EXERCICE COURT A
Recopiez intégralement le passage ci-dessous sur les campagnes ruinées par les guerres, sans en changer un mot.

Que de fois, dans les baux, verra-t-on désormais cette mention de terrains : « où se trouvait anciennement une maison, » — « où il y avait un village, un château ! » le tout a disparu. Une masse de fermes et d’habitations rurales, désertées, figurent dans les revenus pour « néant… car elles vaquent et sont en ruines ; les moulins sont en destruction depuis les guerres, et est encore, pour ce chapitre, néant… » Il y eut, dans cette crise centenaire, deux périodes plus aiguës : l’une de 1350 à 1370, l’autre de 1410 à 1430. Les comptes seigneuriaux ne sont alors que des litanies plaintives, où chaque article de recette, porté pour zéro, se termine par une description désolée de l’état du sol : « À cause de ce, tout ou partie des habitans se sont absentés ; » ou bien « nuls ne demeurent plus en ce lieu… » Heureux quand les bourgades ne sont pas brûlées. Ces désastres furent le tombeau de bien des petites cités qui ne reparaissent plus dans l’histoire ; c’est un effondrement ; toute source de rente se tarit. Le midi, où l’on ne s’est presque pas battu, est aussi désolé que le nord.

EXERCICE COURT B
Reprenez la liste ci-dessous depuis sa première ligne jusqu'à celle qui contient « 1645, 1236, 1739] », cette dernière comprise, en remplaçant « volume-bar » par « barre-volume » et sans rien modifier d'autre.

DONNÉES DE TRAVAIL
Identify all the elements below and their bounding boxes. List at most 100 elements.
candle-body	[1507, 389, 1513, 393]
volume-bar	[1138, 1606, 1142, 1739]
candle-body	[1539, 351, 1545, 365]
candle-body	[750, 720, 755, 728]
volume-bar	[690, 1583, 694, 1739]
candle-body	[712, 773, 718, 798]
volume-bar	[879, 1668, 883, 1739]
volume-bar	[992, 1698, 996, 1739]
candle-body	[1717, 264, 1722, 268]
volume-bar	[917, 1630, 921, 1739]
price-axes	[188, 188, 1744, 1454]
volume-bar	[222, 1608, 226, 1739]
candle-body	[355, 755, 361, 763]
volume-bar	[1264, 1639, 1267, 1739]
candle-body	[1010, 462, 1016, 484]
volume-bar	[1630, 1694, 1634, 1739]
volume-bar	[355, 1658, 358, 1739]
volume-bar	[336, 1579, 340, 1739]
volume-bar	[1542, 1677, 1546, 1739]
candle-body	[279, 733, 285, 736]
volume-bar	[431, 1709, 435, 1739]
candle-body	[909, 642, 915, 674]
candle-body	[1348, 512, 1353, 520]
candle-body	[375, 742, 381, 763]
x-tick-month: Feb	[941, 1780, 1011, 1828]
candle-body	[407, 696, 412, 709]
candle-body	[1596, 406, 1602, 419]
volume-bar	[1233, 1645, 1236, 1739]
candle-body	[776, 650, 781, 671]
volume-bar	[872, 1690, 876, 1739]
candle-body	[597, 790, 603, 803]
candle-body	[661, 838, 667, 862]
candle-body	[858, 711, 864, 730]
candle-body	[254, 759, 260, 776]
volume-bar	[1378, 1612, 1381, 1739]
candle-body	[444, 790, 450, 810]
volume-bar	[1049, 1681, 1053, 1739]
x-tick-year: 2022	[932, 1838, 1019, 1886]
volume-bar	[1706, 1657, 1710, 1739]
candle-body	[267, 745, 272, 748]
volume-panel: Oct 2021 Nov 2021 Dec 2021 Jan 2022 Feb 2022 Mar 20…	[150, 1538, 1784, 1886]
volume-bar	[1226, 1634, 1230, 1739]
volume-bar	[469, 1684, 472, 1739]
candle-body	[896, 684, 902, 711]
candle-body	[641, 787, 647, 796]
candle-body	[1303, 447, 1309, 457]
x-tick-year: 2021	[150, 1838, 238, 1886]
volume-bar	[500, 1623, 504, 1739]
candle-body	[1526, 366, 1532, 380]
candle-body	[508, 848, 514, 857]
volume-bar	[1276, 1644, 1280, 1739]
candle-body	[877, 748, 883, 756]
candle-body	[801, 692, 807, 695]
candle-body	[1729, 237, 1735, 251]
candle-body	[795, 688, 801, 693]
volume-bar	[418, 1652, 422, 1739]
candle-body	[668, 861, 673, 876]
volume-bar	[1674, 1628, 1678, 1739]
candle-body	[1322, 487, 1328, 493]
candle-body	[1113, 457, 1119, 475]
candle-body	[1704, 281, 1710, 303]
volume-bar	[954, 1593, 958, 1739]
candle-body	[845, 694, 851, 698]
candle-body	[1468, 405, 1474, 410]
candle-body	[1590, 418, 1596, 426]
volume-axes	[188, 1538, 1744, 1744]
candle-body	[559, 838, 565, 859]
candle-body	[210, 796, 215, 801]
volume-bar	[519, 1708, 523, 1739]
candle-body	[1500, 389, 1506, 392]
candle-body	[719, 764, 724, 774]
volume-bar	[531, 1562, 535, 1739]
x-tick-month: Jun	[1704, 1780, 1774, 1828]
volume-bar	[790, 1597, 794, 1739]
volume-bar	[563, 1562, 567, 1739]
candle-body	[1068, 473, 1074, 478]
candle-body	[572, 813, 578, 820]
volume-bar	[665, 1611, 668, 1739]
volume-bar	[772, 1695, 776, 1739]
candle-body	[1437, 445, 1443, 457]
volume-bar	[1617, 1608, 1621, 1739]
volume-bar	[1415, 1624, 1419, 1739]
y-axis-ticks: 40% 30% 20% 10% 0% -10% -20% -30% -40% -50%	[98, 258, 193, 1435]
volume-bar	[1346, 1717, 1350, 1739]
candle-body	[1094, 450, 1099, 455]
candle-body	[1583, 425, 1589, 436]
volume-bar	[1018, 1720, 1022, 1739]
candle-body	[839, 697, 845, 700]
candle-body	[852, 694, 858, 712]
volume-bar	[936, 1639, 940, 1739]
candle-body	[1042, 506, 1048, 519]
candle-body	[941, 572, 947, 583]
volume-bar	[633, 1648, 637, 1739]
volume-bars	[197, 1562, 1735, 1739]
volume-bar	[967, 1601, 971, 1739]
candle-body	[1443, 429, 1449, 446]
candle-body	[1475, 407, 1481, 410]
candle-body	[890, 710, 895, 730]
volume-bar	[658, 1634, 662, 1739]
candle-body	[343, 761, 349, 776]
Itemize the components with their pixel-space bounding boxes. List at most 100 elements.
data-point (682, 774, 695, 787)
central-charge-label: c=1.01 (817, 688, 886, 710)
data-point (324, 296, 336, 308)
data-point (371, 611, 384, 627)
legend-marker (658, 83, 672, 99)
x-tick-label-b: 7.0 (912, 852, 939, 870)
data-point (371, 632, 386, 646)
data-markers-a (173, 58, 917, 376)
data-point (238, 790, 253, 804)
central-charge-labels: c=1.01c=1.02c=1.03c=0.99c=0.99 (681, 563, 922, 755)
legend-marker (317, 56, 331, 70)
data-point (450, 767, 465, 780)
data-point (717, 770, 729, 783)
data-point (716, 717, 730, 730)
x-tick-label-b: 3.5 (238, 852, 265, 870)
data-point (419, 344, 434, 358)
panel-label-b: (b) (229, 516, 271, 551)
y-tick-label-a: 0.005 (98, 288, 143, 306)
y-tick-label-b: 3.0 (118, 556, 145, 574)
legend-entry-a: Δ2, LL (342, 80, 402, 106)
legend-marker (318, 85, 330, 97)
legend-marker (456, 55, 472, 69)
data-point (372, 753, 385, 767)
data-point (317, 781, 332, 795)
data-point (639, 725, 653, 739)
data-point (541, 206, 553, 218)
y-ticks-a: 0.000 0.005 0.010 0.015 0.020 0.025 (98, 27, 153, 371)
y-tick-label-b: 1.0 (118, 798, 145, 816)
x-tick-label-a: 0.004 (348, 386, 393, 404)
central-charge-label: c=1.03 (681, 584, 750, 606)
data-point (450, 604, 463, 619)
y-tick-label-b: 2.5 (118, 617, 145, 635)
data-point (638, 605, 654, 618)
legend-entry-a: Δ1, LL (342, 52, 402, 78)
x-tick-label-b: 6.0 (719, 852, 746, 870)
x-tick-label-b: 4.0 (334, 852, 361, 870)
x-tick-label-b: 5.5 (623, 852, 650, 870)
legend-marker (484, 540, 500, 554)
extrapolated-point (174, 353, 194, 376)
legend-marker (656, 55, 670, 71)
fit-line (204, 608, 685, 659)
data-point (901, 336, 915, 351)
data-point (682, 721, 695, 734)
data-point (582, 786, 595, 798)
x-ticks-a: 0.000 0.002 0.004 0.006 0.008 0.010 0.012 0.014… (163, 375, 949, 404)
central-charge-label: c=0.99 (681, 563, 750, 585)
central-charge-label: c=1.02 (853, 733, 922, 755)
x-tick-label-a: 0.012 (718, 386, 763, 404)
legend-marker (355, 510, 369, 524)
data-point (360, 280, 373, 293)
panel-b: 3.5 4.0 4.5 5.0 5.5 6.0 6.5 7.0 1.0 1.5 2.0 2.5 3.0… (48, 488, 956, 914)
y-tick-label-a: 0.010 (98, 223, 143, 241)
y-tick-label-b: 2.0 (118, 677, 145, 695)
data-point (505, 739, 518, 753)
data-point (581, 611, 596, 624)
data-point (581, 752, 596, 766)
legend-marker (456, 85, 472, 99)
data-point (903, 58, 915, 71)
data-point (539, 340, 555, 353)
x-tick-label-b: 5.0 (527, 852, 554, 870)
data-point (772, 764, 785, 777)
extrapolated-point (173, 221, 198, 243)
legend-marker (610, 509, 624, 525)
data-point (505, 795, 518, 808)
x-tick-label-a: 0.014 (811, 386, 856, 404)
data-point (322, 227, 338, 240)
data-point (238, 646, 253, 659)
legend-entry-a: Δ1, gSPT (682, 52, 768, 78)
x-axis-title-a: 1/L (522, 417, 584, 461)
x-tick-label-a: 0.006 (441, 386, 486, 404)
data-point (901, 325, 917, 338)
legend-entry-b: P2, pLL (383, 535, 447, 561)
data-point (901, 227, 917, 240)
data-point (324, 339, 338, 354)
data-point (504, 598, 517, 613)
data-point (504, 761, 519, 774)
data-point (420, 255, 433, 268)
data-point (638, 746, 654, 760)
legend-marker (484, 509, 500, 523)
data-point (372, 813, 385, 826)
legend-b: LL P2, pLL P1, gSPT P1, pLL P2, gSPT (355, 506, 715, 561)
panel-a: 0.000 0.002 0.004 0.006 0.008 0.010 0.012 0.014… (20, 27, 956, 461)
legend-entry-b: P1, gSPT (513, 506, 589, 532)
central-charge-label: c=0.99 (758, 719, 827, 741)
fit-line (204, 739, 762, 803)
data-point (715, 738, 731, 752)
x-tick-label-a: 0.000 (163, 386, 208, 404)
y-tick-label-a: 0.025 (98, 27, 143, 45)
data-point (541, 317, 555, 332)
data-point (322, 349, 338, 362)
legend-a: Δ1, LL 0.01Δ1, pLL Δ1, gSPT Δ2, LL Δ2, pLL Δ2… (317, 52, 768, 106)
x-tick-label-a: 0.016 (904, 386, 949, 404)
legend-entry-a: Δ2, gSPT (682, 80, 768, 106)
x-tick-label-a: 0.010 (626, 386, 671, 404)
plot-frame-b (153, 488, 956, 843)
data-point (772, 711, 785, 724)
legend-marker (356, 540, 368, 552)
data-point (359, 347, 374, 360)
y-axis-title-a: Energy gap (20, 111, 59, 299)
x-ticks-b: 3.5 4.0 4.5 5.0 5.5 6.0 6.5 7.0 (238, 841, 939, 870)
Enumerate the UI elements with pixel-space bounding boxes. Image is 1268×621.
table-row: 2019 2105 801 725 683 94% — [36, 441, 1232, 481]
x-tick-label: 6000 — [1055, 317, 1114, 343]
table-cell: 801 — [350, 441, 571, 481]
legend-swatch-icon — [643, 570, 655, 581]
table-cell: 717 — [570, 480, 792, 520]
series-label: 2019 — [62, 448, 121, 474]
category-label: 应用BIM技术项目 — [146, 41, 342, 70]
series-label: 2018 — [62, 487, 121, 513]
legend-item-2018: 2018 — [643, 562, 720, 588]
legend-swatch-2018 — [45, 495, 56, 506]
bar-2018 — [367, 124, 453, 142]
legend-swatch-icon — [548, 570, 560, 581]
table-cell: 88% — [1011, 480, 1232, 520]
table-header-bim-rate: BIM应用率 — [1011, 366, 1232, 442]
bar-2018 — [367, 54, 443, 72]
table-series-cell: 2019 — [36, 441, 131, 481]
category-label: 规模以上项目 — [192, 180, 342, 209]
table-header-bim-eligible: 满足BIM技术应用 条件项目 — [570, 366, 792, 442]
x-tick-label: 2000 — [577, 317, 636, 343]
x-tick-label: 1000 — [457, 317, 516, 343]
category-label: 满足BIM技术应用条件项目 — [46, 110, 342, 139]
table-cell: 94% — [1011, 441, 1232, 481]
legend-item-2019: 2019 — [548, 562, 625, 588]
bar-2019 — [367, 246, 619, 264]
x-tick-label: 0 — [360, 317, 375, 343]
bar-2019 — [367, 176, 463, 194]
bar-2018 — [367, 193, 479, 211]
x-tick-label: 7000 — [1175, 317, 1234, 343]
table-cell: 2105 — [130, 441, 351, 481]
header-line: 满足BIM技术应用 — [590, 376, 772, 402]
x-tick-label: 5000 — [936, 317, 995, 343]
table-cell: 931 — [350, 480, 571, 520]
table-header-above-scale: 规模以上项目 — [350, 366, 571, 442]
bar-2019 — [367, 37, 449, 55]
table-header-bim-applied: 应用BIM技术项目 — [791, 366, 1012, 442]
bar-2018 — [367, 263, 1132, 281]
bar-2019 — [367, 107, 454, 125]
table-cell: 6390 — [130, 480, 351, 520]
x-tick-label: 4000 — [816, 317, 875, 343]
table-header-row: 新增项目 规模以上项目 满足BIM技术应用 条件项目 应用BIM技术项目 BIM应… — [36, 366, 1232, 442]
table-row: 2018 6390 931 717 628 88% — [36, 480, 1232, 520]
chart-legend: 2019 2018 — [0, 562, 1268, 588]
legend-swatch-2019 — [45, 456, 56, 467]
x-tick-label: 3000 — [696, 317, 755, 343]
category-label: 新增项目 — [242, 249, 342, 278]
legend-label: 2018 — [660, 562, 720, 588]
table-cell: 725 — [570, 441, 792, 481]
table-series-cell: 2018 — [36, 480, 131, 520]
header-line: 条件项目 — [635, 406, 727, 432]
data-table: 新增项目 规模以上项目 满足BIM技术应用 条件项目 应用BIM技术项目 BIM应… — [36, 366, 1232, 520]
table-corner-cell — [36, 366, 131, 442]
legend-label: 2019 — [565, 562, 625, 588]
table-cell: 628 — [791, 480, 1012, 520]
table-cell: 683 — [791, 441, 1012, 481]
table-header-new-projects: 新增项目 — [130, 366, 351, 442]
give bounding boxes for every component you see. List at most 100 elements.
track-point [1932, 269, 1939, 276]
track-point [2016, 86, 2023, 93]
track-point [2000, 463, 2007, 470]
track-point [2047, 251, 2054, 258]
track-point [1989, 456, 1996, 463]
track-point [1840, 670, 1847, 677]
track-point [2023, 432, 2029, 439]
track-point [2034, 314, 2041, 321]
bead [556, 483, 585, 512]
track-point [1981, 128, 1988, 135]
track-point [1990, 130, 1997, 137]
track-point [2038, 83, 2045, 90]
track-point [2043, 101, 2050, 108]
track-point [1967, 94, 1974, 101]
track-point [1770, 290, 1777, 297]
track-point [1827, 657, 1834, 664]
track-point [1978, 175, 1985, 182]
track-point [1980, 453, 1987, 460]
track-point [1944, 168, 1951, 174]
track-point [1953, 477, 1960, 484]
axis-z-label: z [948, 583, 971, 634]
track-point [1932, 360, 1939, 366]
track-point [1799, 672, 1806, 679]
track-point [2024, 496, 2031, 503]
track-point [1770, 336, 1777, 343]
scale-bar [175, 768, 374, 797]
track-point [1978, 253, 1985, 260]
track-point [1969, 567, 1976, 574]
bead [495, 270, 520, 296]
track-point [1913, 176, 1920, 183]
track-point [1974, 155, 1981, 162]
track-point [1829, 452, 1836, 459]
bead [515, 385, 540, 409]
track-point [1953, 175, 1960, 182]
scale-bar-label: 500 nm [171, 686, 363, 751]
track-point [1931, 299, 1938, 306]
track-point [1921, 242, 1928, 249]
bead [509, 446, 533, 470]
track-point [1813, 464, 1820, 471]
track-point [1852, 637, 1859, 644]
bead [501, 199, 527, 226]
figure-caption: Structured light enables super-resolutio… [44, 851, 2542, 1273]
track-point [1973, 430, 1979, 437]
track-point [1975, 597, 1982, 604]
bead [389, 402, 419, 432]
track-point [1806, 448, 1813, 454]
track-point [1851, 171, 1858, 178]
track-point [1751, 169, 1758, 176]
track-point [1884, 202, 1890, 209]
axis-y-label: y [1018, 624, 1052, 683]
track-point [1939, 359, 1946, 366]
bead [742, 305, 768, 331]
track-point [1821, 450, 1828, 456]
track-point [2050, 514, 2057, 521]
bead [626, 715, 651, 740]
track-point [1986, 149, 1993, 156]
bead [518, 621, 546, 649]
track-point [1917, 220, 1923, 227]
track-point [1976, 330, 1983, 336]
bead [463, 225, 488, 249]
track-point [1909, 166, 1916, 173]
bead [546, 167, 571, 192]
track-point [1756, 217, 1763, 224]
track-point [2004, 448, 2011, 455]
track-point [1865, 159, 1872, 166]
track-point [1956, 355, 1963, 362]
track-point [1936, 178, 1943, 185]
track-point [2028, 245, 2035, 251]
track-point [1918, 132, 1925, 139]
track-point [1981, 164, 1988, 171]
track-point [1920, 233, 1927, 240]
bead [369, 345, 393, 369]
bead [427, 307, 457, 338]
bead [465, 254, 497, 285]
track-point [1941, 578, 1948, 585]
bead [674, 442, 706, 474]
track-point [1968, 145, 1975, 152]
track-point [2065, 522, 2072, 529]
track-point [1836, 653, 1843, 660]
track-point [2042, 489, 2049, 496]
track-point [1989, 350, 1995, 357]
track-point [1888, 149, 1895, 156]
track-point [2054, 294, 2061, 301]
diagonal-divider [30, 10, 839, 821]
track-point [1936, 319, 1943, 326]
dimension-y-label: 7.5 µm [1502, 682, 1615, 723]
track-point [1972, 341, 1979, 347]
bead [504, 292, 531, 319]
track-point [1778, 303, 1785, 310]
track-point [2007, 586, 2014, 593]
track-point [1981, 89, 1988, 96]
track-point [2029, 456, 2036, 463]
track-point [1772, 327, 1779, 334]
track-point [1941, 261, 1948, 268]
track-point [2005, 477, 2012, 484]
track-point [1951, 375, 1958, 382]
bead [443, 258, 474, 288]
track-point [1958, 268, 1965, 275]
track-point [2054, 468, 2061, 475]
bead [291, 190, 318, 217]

RÉSULTAT COMPLET A
Que de fois, dans les baux, verra-t-on désormais cette mention de terrains : « où se trouvait anciennement une maison, » — « où il y avait un village, un château ! » le tout a disparu. Une masse de fermes et d’habitations rurales, désertées, figurent dans les revenus pour « néant… car elles vaquent et sont en ruines ; les moulins sont en destruction depuis les guerres, et est encore, pour ce chapitre, néant… » Il y eut, dans cette crise centenaire, deux périodes plus aiguës : l’une de 1350 à 1370, l’autre de 1410 à 1430. Les comptes seigneuriaux ne sont alors que des litanies plaintives, où chaque article de recette, porté pour zéro, se termine par une description désolée de l’état du sol : « À cause de ce, tout ou partie des habitans se sont absentés ; » ou bien « nuls ne demeurent plus en ce lieu… » Heureux quand les bourgades ne sont pas brûlées. Ces désastres furent le tombeau de bien des petites cités qui ne reparaissent plus dans l’histoire ; c’est un effondrement ; toute source de rente se tarit. Le midi, où l’on ne s’est presque pas battu, est aussi désolé que le nord.

RÉSULTAT COMPLET B
Identify all the elements below and their bounding boxes. List at most 100 elements.
candle-body	[1507, 389, 1513, 393]
barre-volume	[1138, 1606, 1142, 1739]
candle-body	[1539, 351, 1545, 365]
candle-body	[750, 720, 755, 728]
barre-volume	[690, 1583, 694, 1739]
candle-body	[712, 773, 718, 798]
barre-volume	[879, 1668, 883, 1739]
barre-volume	[992, 1698, 996, 1739]
candle-body	[1717, 264, 1722, 268]
barre-volume	[917, 1630, 921, 1739]
price-axes	[188, 188, 1744, 1454]
barre-volume	[222, 1608, 226, 1739]
candle-body	[355, 755, 361, 763]
barre-volume	[1264, 1639, 1267, 1739]
candle-body	[1010, 462, 1016, 484]
barre-volume	[1630, 1694, 1634, 1739]
barre-volume	[355, 1658, 358, 1739]
barre-volume	[336, 1579, 340, 1739]
barre-volume	[1542, 1677, 1546, 1739]
candle-body	[279, 733, 285, 736]
barre-volume	[431, 1709, 435, 1739]
candle-body	[909, 642, 915, 674]
candle-body	[1348, 512, 1353, 520]
candle-body	[375, 742, 381, 763]
x-tick-month: Feb	[941, 1780, 1011, 1828]
candle-body	[407, 696, 412, 709]
candle-body	[1596, 406, 1602, 419]
barre-volume	[1233, 1645, 1236, 1739]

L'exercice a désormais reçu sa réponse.